→ WRITTEN REQUEST: Repeat the records word for word, excluding any picture.
─── EXCERPTED RECORDS
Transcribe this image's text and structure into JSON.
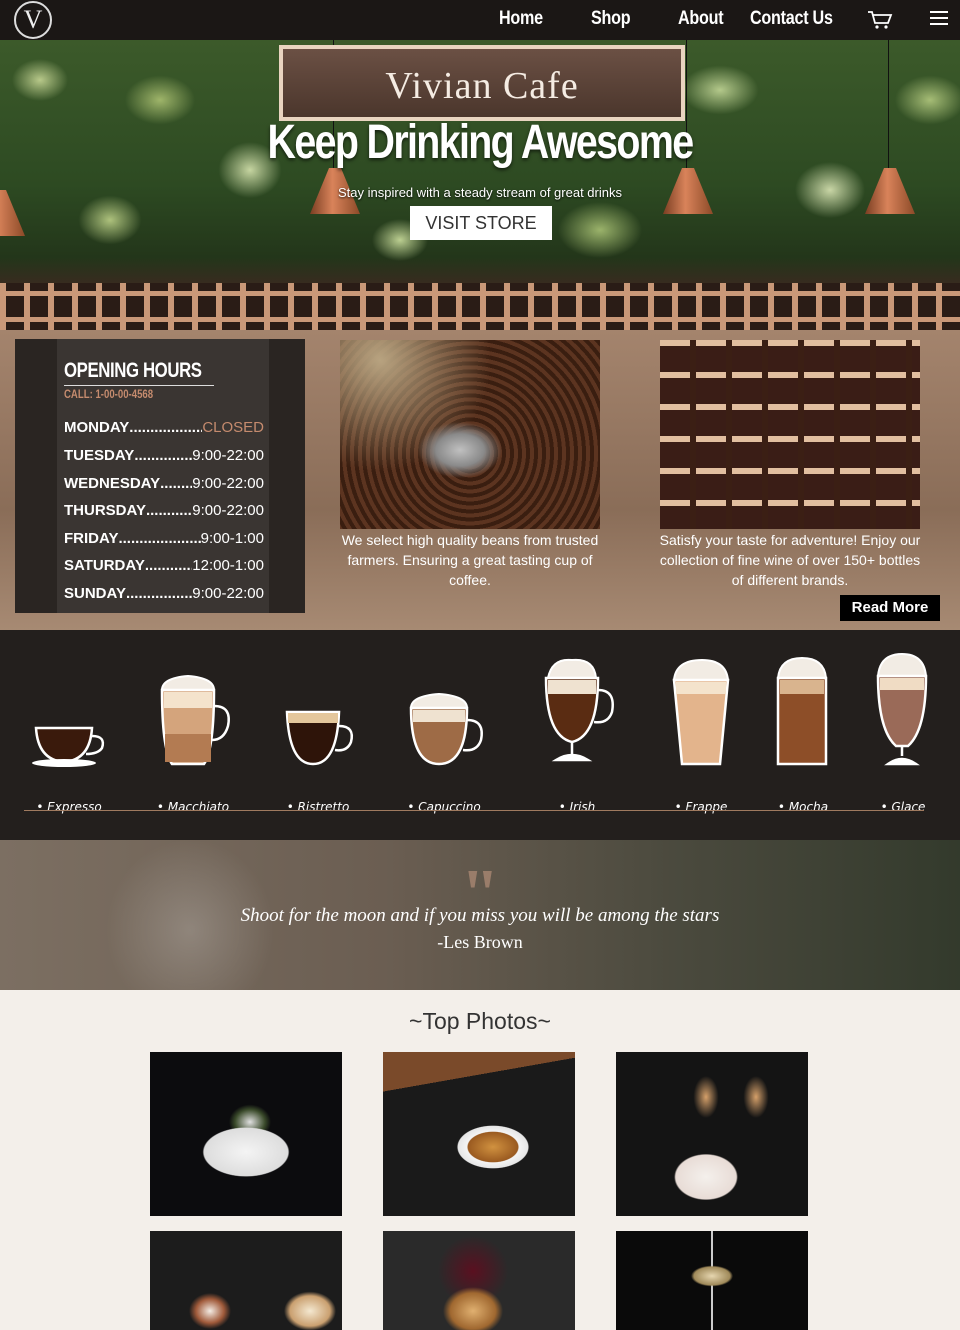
{
  "nav": {
    "logo": "V",
    "links": [
      "Home",
      "Shop",
      "About",
      "Contact Us"
    ],
    "cart_icon": "cart-icon",
    "menu_icon": "hamburger-icon"
  },
  "hero": {
    "title": "Vivian Cafe",
    "tagline": "Keep Drinking Awesome",
    "subtitle": "Stay inspired with a steady stream of great drinks",
    "button": "VISIT STORE"
  },
  "hours": {
    "title": "OPENING HOURS",
    "call": "CALL: 1-00-00-4568",
    "rows": [
      {
        "day": "MONDAY",
        "time": "CLOSED"
      },
      {
        "day": "TUESDAY",
        "time": "9:00-22:00"
      },
      {
        "day": "WEDNESDAY",
        "time": "9:00-22:00"
      },
      {
        "day": "THURSDAY",
        "time": "9:00-22:00"
      },
      {
        "day": "FRIDAY",
        "time": "9:00-1:00"
      },
      {
        "day": "SATURDAY",
        "time": "12:00-1:00"
      },
      {
        "day": "SUNDAY",
        "time": "9:00-22:00"
      }
    ]
  },
  "cards": {
    "beans_text": "We select high quality beans from trusted farmers. Ensuring a great tasting cup of coffee.",
    "wine_text": "Satisfy your taste for adventure! Enjoy our collection of fine wine of over 150+ bottles of different brands.",
    "read_more": "Read More"
  },
  "drinks": [
    "Expresso",
    "Macchiato",
    "Ristretto",
    "Capuccino",
    "Irish",
    "Frappe",
    "Mocha",
    "Glace"
  ],
  "quote": {
    "mark": "\"",
    "text": "Shoot for the moon and if you miss you will be among the stars",
    "author": "-Les Brown"
  },
  "photos": {
    "title": "~Top Photos~"
  },
  "colors": {
    "nav_bg": "#1b1715",
    "accent": "#c58b6e",
    "drinks_bg": "#231f1d"
  }
}
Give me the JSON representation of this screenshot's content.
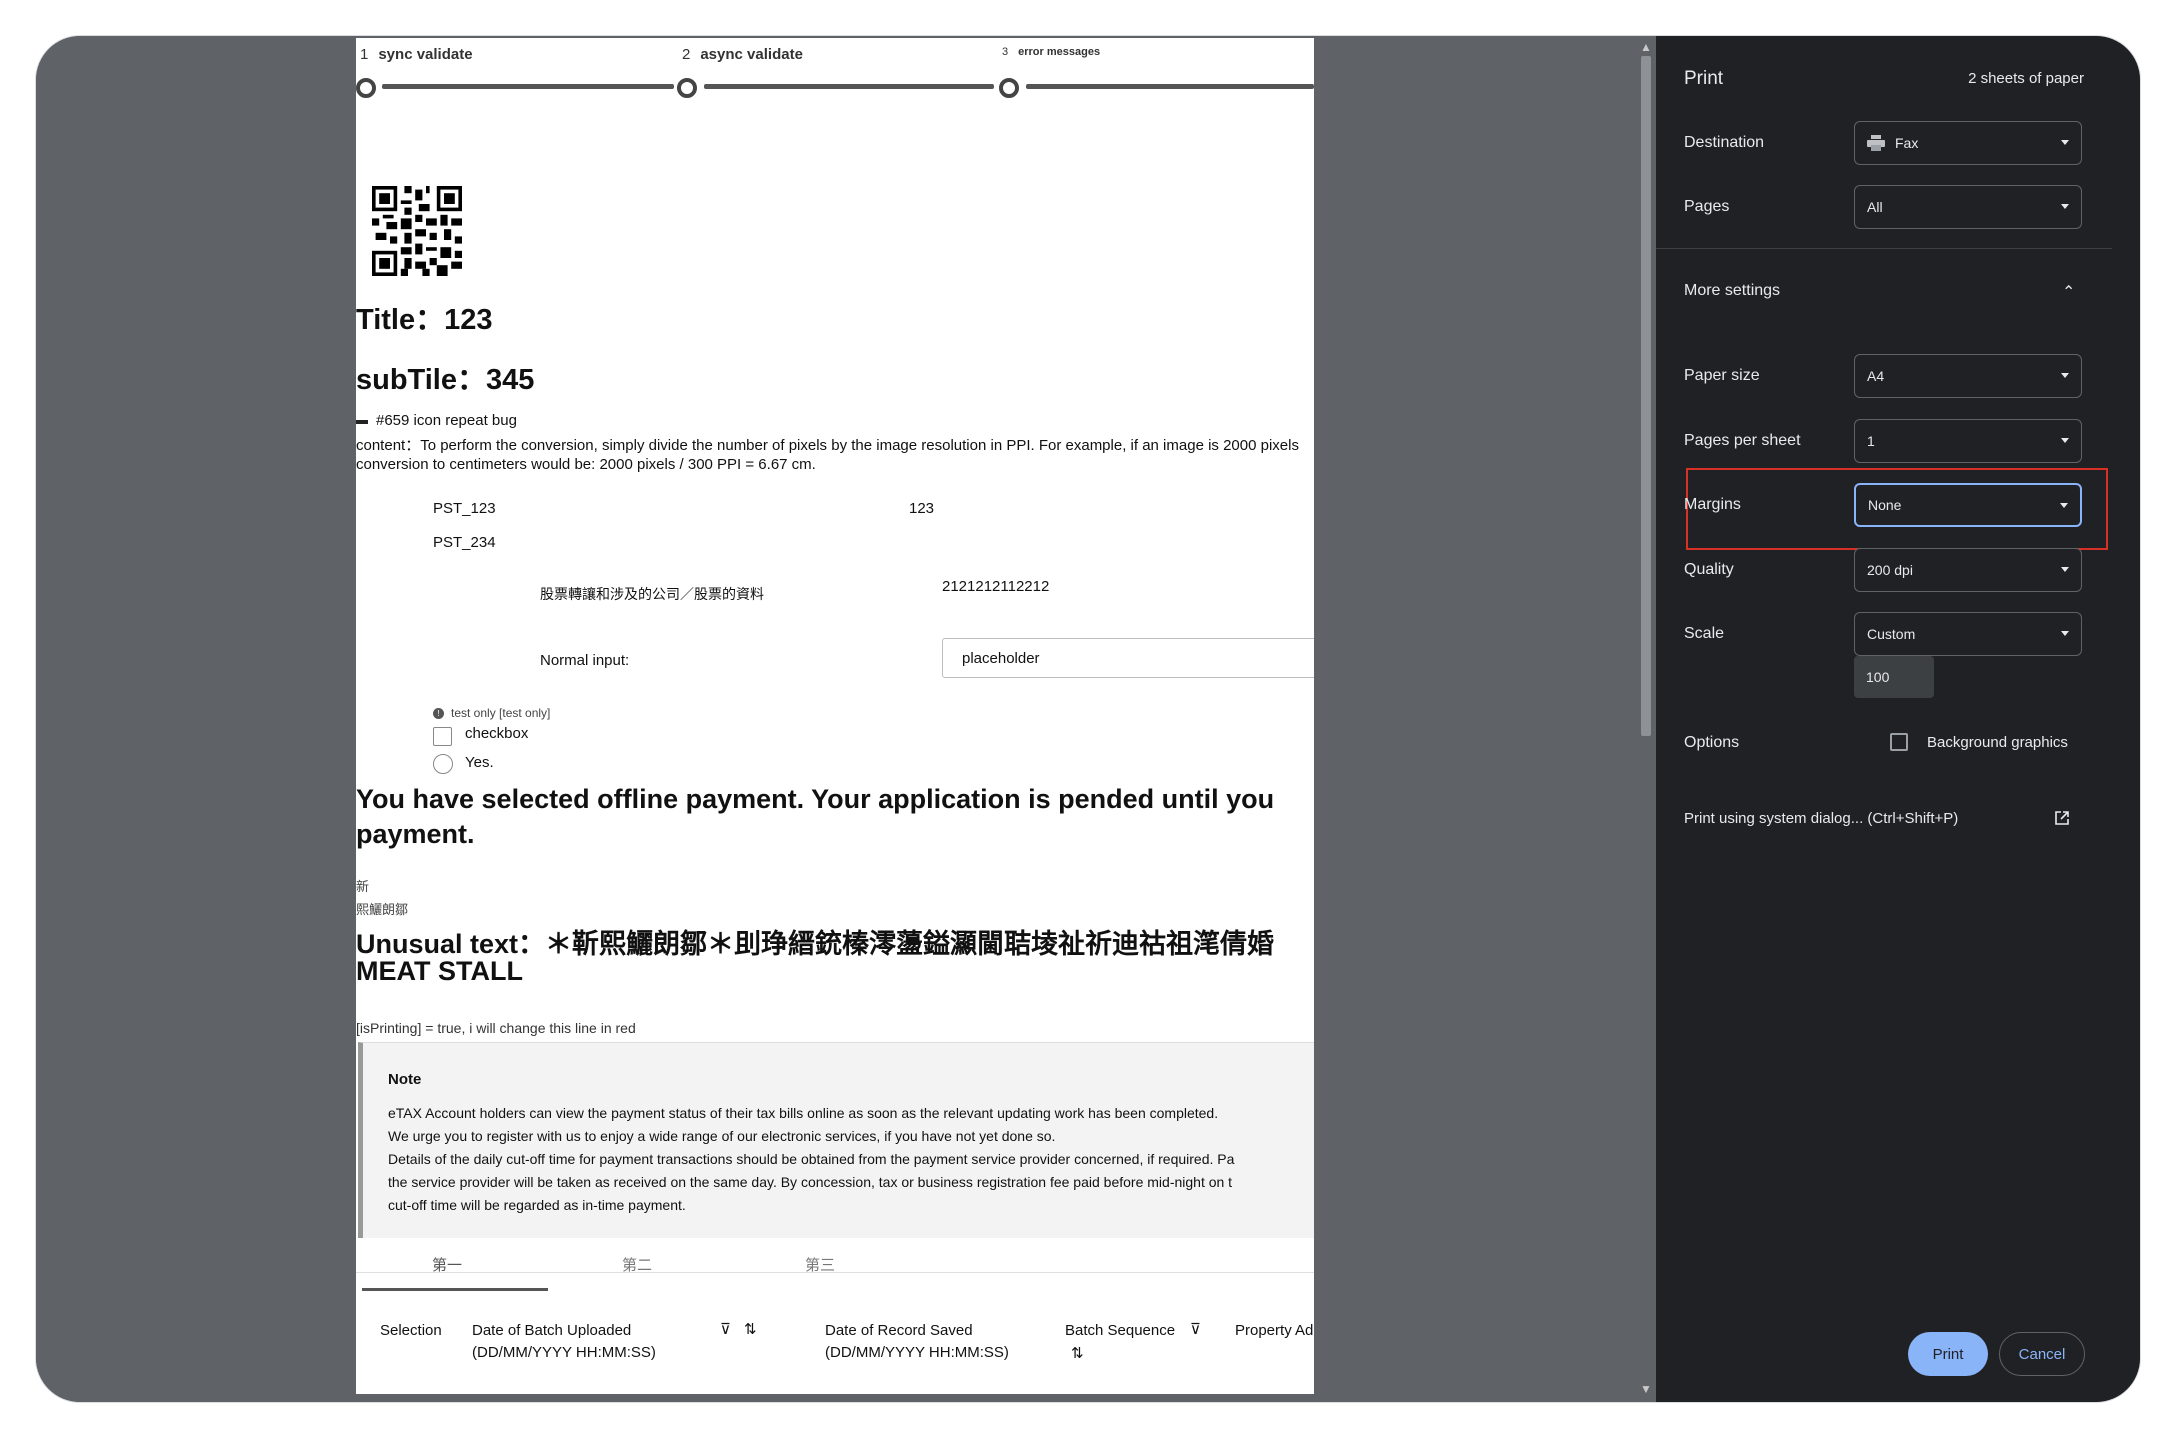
──────
→ THE COMPLETED TASK:
Transcribe this image's text and structure into JSON.
{
  "nav": {
    "logo": "V",
    "links": [
      "Home",
      "Shop",
      "About",
      "Contact Us"
    ],
    "cart_icon": "cart-icon",
    "menu_icon": "hamburger-icon"
  },
  "hero": {
    "title": "Vivian Cafe",
    "tagline": "Keep Drinking Awesome",
    "subtitle": "Stay inspired with a steady stream of great drinks",
    "button": "VISIT STORE"
  },
  "hours": {
    "title": "OPENING HOURS",
    "call": "CALL: 1-00-00-4568",
    "rows": [
      {
        "day": "MONDAY",
        "time": "CLOSED"
      },
      {
        "day": "TUESDAY",
        "time": "9:00-22:00"
      },
      {
        "day": "WEDNESDAY",
        "time": "9:00-22:00"
      },
      {
        "day": "THURSDAY",
        "time": "9:00-22:00"
      },
      {
        "day": "FRIDAY",
        "time": "9:00-1:00"
      },
      {
        "day": "SATURDAY",
        "time": "12:00-1:00"
      },
      {
        "day": "SUNDAY",
        "time": "9:00-22:00"
      }
    ]
  },
  "cards": {
    "beans_text": "We select high quality beans from trusted farmers. Ensuring a great tasting cup of coffee.",
    "wine_text": "Satisfy your taste for adventure! Enjoy our collection of fine wine of over 150+ bottles of different brands.",
    "read_more": "Read More"
  },
  "drinks": [
    "Expresso",
    "Macchiato",
    "Ristretto",
    "Capuccino",
    "Irish",
    "Frappe",
    "Mocha",
    "Glace"
  ],
  "quote": {
    "mark": "\"",
    "text": "Shoot for the moon and if you miss you will be among the stars",
    "author": "-Les Brown"
  },
  "photos": {
    "title": "~Top Photos~"
  },
  "colors": {
    "nav_bg": "#1b1715",
    "accent": "#c58b6e",
    "drinks_bg": "#231f1d"
  }
}
Give me the JSON representation of this screenshot's content.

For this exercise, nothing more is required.